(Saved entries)
* START *

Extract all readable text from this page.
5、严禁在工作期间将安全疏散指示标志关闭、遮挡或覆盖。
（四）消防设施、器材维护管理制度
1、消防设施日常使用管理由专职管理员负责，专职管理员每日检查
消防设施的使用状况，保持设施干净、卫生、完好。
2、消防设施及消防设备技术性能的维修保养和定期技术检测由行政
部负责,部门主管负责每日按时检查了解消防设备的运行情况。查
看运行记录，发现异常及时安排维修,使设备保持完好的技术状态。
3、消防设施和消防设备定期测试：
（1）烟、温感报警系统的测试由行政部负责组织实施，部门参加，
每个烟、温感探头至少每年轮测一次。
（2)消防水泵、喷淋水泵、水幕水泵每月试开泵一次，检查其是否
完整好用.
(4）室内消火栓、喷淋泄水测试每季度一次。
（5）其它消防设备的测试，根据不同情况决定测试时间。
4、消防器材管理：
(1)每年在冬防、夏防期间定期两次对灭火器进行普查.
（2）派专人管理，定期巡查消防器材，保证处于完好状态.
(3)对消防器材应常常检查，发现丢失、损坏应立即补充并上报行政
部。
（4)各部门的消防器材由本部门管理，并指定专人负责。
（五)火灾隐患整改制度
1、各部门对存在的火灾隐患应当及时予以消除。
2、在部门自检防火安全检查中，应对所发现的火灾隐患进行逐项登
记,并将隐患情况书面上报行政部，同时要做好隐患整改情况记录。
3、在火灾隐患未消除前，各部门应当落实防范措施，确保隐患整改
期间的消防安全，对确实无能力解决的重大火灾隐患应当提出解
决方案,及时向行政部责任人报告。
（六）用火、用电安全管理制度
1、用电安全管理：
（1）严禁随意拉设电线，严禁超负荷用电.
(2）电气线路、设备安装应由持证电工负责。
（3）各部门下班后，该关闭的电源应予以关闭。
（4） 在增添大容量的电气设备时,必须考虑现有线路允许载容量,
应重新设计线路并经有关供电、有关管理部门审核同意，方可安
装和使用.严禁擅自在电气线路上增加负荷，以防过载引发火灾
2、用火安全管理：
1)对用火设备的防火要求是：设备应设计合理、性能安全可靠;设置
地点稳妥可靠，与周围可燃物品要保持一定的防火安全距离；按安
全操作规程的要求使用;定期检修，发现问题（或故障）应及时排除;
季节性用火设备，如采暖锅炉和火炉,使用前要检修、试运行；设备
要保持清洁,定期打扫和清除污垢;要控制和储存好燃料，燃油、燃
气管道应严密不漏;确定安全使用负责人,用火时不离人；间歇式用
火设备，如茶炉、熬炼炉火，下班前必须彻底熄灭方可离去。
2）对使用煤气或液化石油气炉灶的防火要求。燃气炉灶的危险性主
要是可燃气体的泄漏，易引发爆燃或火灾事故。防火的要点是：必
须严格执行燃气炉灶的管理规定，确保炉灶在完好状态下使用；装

* END *

Task objective ::
Make an exact copy of the material above.

Correct result ::
Extract all readable text from this page.
5、严禁在工作期间将安全疏散指示标志关闭、遮挡或覆盖。
（四）消防设施、器材维护管理制度
1、消防设施日常使用管理由专职管理员负责，专职管理员每日检查
消防设施的使用状况，保持设施干净、卫生、完好。
2、消防设施及消防设备技术性能的维修保养和定期技术检测由行政
部负责,部门主管负责每日按时检查了解消防设备的运行情况。查
看运行记录，发现异常及时安排维修,使设备保持完好的技术状态。
3、消防设施和消防设备定期测试：
（1）烟、温感报警系统的测试由行政部负责组织实施，部门参加，
每个烟、温感探头至少每年轮测一次。
（2)消防水泵、喷淋水泵、水幕水泵每月试开泵一次，检查其是否
完整好用.
(4）室内消火栓、喷淋泄水测试每季度一次。
（5）其它消防设备的测试，根据不同情况决定测试时间。
4、消防器材管理：
(1)每年在冬防、夏防期间定期两次对灭火器进行普查.
（2）派专人管理，定期巡查消防器材，保证处于完好状态.
(3)对消防器材应常常检查，发现丢失、损坏应立即补充并上报行政
部。
（4)各部门的消防器材由本部门管理，并指定专人负责。
（五)火灾隐患整改制度
1、各部门对存在的火灾隐患应当及时予以消除。
2、在部门自检防火安全检查中，应对所发现的火灾隐患进行逐项登
记,并将隐患情况书面上报行政部，同时要做好隐患整改情况记录。
3、在火灾隐患未消除前，各部门应当落实防范措施，确保隐患整改
期间的消防安全，对确实无能力解决的重大火灾隐患应当提出解
决方案,及时向行政部责任人报告。
（六）用火、用电安全管理制度
1、用电安全管理：
（1）严禁随意拉设电线，严禁超负荷用电.
(2）电气线路、设备安装应由持证电工负责。
（3）各部门下班后，该关闭的电源应予以关闭。
（4） 在增添大容量的电气设备时,必须考虑现有线路允许载容量,
应重新设计线路并经有关供电、有关管理部门审核同意，方可安
装和使用.严禁擅自在电气线路上增加负荷，以防过载引发火灾
2、用火安全管理：
1)对用火设备的防火要求是：设备应设计合理、性能安全可靠;设置
地点稳妥可靠，与周围可燃物品要保持一定的防火安全距离；按安
全操作规程的要求使用;定期检修，发现问题（或故障）应及时排除;
季节性用火设备，如采暖锅炉和火炉,使用前要检修、试运行；设备
要保持清洁,定期打扫和清除污垢;要控制和储存好燃料，燃油、燃
气管道应严密不漏;确定安全使用负责人,用火时不离人；间歇式用
火设备，如茶炉、熬炼炉火，下班前必须彻底熄灭方可离去。
2）对使用煤气或液化石油气炉灶的防火要求。燃气炉灶的危险性主
要是可燃气体的泄漏，易引发爆燃或火灾事故。防火的要点是：必
须严格执行燃气炉灶的管理规定，确保炉灶在完好状态下使用；装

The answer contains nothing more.